DOCUMENT PASSAGE
To read the Sky News article the student refers to, click here.

Many people have raised the unpredictable situation in the UK and that UCL’s decision is incredibly premature to be cancelling an event nine months away now. Many finalists feel the announcement is an unnecessary kick in the teeth as they are asked to continue working as usual for exams and coursework by UCL despite the unprecedented and intensely difficult situation they find themselves in.

The fact that over half their degree has not been what they signed up for, coupled with the stress of online learning, as well as unreduced and devastatingly high fees, was quite enough to make this year’s finalists frustrated before the announcement that UCL is also cancelling Graduation. Several have taken to UCLove to appeal for the Union to take action:

Many students found the situation disrespectful because UCL did not email people until gone 9pm, with many students not receiving any confirmation until nearly midnight. Many students were angered that they had found out what was happening via Instagram or a group chat rather than through a formal apology from UCL.

Alex told us:

“It’s understandable that they would cancel out of precaution, however doing so in a short email that provides no clear information as to whether we will even have an online one is just inconsiderate.”

Layout element annotations

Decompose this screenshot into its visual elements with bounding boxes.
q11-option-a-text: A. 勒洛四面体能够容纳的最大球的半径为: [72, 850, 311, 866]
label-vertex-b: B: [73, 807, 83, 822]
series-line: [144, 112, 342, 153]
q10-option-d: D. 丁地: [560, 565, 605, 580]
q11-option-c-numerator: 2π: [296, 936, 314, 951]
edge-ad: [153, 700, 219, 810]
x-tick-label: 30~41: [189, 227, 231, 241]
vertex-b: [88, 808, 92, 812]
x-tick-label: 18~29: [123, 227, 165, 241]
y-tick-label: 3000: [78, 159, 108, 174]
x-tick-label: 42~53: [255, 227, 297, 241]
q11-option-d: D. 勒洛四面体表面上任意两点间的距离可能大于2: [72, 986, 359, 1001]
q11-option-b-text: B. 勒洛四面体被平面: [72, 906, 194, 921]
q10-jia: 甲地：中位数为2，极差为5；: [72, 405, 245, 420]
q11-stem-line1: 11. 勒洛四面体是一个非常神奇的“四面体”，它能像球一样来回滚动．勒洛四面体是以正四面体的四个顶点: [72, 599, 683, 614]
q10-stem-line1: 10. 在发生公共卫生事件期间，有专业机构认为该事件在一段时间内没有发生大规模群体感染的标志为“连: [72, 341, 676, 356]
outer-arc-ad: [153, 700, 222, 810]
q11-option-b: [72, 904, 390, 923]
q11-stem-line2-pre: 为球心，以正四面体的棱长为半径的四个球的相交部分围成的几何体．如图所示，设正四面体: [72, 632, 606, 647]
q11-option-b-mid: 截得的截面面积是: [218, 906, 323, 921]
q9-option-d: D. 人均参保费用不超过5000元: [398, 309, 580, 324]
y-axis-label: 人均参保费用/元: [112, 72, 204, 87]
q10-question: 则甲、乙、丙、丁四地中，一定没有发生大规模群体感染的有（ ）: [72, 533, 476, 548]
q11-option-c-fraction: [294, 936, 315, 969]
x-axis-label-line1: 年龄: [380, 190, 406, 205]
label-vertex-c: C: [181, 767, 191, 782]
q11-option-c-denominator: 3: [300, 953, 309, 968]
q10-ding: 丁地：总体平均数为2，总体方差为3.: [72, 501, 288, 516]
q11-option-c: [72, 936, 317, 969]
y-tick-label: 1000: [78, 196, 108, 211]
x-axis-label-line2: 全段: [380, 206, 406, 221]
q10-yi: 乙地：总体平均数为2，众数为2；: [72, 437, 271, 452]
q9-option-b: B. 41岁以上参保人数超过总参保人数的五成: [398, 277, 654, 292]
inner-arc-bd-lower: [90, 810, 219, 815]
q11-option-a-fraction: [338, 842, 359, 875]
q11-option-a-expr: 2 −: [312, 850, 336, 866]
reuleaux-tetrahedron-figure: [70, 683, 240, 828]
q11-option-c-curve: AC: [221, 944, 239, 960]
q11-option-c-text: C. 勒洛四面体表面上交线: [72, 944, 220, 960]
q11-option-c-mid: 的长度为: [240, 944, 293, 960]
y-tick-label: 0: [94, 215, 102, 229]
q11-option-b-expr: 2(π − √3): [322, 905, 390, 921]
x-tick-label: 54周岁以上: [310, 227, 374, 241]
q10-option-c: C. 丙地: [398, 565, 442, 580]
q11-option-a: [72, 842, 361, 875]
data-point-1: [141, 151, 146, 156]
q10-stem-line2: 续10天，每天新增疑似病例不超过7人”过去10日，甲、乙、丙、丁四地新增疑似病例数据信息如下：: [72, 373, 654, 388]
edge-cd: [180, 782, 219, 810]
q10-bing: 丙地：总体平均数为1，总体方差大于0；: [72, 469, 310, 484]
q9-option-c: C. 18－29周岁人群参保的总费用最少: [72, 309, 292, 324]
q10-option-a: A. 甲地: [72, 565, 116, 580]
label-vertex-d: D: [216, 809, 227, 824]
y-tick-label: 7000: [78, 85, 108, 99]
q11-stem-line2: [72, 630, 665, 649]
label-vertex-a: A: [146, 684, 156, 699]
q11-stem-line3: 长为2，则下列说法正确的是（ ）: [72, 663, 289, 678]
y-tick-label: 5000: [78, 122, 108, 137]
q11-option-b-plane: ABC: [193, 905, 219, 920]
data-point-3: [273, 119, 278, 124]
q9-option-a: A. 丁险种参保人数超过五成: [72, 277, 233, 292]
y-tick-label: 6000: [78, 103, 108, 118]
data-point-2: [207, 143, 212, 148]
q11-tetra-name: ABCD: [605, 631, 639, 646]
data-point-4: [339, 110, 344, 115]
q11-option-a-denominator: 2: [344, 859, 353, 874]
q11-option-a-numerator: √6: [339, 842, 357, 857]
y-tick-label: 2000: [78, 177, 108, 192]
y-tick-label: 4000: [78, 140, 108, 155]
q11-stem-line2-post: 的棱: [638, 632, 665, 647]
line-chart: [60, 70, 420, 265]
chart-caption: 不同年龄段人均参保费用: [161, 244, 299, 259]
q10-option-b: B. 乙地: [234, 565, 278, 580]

DESCRIPTION OF THE TASK
Return the passage about UCL canceling graduation word for word, reproducing the entire text.

FULL SOLUTION
To read the Sky News article the student refers to, click here.

Many people have raised the unpredictable situation in the UK and that UCL’s decision is incredibly premature to be cancelling an event nine months away now. Many finalists feel the announcement is an unnecessary kick in the teeth as they are asked to continue working as usual for exams and coursework by UCL despite the unprecedented and intensely difficult situation they find themselves in.

The fact that over half their degree has not been what they signed up for, coupled with the stress of online learning, as well as unreduced and devastatingly high fees, was quite enough to make this year’s finalists frustrated before the announcement that UCL is also cancelling Graduation. Several have taken to UCLove to appeal for the Union to take action:

Many students found the situation disrespectful because UCL did not email people until gone 9pm, with many students not receiving any confirmation until nearly midnight. Many students were angered that they had found out what was happening via Instagram or a group chat rather than through a formal apology from UCL.

Alex told us:

“It’s understandable that they would cancel out of precaution, however doing so in a short email that provides no clear information as to whether we will even have an online one is just inconsiderate.”